## STATED GOAL
Write out the whole listing again, exactly.

Records from a data source:

--- START ---

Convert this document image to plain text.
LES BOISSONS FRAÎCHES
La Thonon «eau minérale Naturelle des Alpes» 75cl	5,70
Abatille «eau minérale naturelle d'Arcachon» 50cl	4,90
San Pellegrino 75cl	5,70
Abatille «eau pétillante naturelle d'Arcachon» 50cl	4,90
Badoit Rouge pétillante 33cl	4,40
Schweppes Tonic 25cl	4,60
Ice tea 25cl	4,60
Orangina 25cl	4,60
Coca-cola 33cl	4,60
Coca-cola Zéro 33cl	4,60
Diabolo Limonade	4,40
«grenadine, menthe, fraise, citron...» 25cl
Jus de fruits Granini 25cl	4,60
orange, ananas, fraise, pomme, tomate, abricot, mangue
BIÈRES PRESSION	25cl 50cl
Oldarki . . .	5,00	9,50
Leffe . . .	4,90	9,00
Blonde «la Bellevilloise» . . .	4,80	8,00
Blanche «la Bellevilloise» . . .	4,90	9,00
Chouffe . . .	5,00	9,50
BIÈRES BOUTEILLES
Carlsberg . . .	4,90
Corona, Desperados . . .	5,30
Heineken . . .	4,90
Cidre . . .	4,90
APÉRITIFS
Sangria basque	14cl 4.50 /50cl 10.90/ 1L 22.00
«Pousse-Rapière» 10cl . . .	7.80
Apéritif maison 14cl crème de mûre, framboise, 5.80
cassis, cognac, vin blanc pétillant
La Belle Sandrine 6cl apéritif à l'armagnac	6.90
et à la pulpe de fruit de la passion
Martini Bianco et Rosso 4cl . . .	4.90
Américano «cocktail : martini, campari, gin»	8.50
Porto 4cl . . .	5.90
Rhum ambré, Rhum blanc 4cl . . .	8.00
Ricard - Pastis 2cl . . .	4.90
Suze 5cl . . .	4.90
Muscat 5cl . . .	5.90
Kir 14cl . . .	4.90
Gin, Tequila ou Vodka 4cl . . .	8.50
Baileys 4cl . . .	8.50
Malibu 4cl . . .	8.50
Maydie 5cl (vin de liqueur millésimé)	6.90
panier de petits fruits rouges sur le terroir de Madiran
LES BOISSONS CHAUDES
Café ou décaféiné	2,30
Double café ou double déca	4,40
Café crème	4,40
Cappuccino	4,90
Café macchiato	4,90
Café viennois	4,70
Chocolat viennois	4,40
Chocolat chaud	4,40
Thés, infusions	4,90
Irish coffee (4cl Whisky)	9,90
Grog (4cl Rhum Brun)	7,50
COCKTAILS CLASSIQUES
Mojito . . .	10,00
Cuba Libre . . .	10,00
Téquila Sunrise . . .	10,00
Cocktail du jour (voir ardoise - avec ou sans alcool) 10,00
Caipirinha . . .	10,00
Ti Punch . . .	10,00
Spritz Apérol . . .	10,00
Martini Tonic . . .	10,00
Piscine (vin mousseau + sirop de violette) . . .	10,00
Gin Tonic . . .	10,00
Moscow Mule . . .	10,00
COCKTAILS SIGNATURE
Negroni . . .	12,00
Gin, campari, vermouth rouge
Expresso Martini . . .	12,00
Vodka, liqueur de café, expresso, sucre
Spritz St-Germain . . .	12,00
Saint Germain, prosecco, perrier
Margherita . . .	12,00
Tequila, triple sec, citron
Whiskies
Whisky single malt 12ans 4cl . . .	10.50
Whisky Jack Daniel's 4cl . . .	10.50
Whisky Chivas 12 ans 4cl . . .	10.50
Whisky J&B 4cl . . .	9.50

--- END ---

## EXERCISE SOLUTION
Convert this document image to plain text.
LES BOISSONS FRAÎCHES
La Thonon «eau minérale Naturelle des Alpes» 75cl	5,70
Abatille «eau minérale naturelle d'Arcachon» 50cl	4,90
San Pellegrino 75cl	5,70
Abatille «eau pétillante naturelle d'Arcachon» 50cl	4,90
Badoit Rouge pétillante 33cl	4,40
Schweppes Tonic 25cl	4,60
Ice tea 25cl	4,60
Orangina 25cl	4,60
Coca-cola 33cl	4,60
Coca-cola Zéro 33cl	4,60
Diabolo Limonade	4,40
«grenadine, menthe, fraise, citron...» 25cl
Jus de fruits Granini 25cl	4,60
orange, ananas, fraise, pomme, tomate, abricot, mangue
BIÈRES PRESSION	25cl 50cl
Oldarki . . .	5,00	9,50
Leffe . . .	4,90	9,00
Blonde «la Bellevilloise» . . .	4,80	8,00
Blanche «la Bellevilloise» . . .	4,90	9,00
Chouffe . . .	5,00	9,50
BIÈRES BOUTEILLES
Carlsberg . . .	4,90
Corona, Desperados . . .	5,30
Heineken . . .	4,90
Cidre . . .	4,90
APÉRITIFS
Sangria basque	14cl 4.50 /50cl 10.90/ 1L 22.00
«Pousse-Rapière» 10cl . . .	7.80
Apéritif maison 14cl crème de mûre, framboise, 5.80
cassis, cognac, vin blanc pétillant
La Belle Sandrine 6cl apéritif à l'armagnac	6.90
et à la pulpe de fruit de la passion
Martini Bianco et Rosso 4cl . . .	4.90
Américano «cocktail : martini, campari, gin»	8.50
Porto 4cl . . .	5.90
Rhum ambré, Rhum blanc 4cl . . .	8.00
Ricard - Pastis 2cl . . .	4.90
Suze 5cl . . .	4.90
Muscat 5cl . . .	5.90
Kir 14cl . . .	4.90
Gin, Tequila ou Vodka 4cl . . .	8.50
Baileys 4cl . . .	8.50
Malibu 4cl . . .	8.50
Maydie 5cl (vin de liqueur millésimé)	6.90
panier de petits fruits rouges sur le terroir de Madiran
LES BOISSONS CHAUDES
Café ou décaféiné	2,30
Double café ou double déca	4,40
Café crème	4,40
Cappuccino	4,90
Café macchiato	4,90
Café viennois	4,70
Chocolat viennois	4,40
Chocolat chaud	4,40
Thés, infusions	4,90
Irish coffee (4cl Whisky)	9,90
Grog (4cl Rhum Brun)	7,50
COCKTAILS CLASSIQUES
Mojito . . .	10,00
Cuba Libre . . .	10,00
Téquila Sunrise . . .	10,00
Cocktail du jour (voir ardoise - avec ou sans alcool) 10,00
Caipirinha . . .	10,00
Ti Punch . . .	10,00
Spritz Apérol . . .	10,00
Martini Tonic . . .	10,00
Piscine (vin mousseau + sirop de violette) . . .	10,00
Gin Tonic . . .	10,00
Moscow Mule . . .	10,00
COCKTAILS SIGNATURE
Negroni . . .	12,00
Gin, campari, vermouth rouge
Expresso Martini . . .	12,00
Vodka, liqueur de café, expresso, sucre
Spritz St-Germain . . .	12,00
Saint Germain, prosecco, perrier
Margherita . . .	12,00
Tequila, triple sec, citron
Whiskies
Whisky single malt 12ans 4cl . . .	10.50
Whisky Jack Daniel's 4cl . . .	10.50
Whisky Chivas 12 ans 4cl . . .	10.50
Whisky J&B 4cl . . .	9.50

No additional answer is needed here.